OBJECTIVE:
Identify and copy all lines of the material where the string "siły" is found.

EXTRACTED DATA:
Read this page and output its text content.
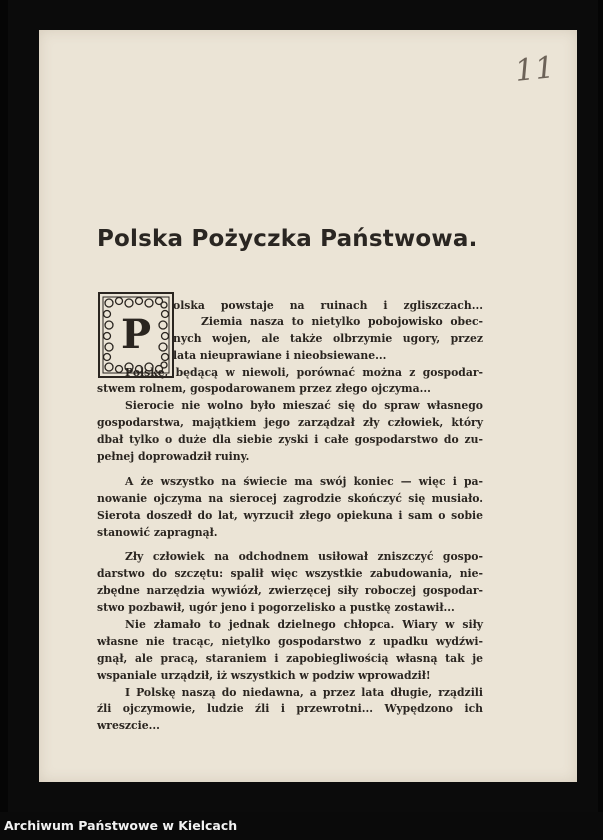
11
Polska Pożyczka Państwowa.
P
olska powstaje na ruinach i zgliszczach...
Ziemia nasza to nietylko pobojowisko obec-
nych wojen, ale także olbrzymie ugory, przez
lata nieuprawiane i nieobsiewane...
Polskę, będącą w niewoli, porównać można z gospodar-
stwem rolnem, gospodarowanem przez złego ojczyma...
Sierocie nie wolno było mieszać się do spraw własnego
gospodarstwa, majątkiem jego zarządzał zły człowiek, który
dbał tylko o duże dla siebie zyski i całe gospodarstwo do zu-
pełnej doprowadził ruiny.
A że wszystko na świecie ma swój koniec — więc i pa-
nowanie ojczyma na sierocej zagrodzie skończyć się musiało.
Sierota doszedł do lat, wyrzucił złego opiekuna i sam o sobie
stanowić zapragnął.
Zły człowiek na odchodnem usiłował zniszczyć gospo-
darstwo do szczętu: spalił więc wszystkie zabudowania, nie-
zbędne narzędzia wywiózł, zwierzęcej siły roboczej gospodar-
stwo pozbawił, ugór jeno i pogorzelisko a pustkę zostawił...
Nie złamało to jednak dzielnego chłopca. Wiary w siły
własne nie tracąc, nietylko gospodarstwo z upadku wydźwi-
gnął, ale pracą, staraniem i zapobiegliwością własną tak je
wspaniale urządził, iż wszystkich w podziw wprowadził!
I Polskę naszą do niedawna, a przez lata długie, rządzili
źli ojczymowie, ludzie źli i przewrotni... Wypędzono ich
wreszcie...
Archiwum Państwowe w Kielcach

OUTPUT FOR THIS TASK:
zbędne narzędzia wywiózł, zwierzęcej siły roboczej gospodar-
Nie złamało to jednak dzielnego chłopca. Wiary w siły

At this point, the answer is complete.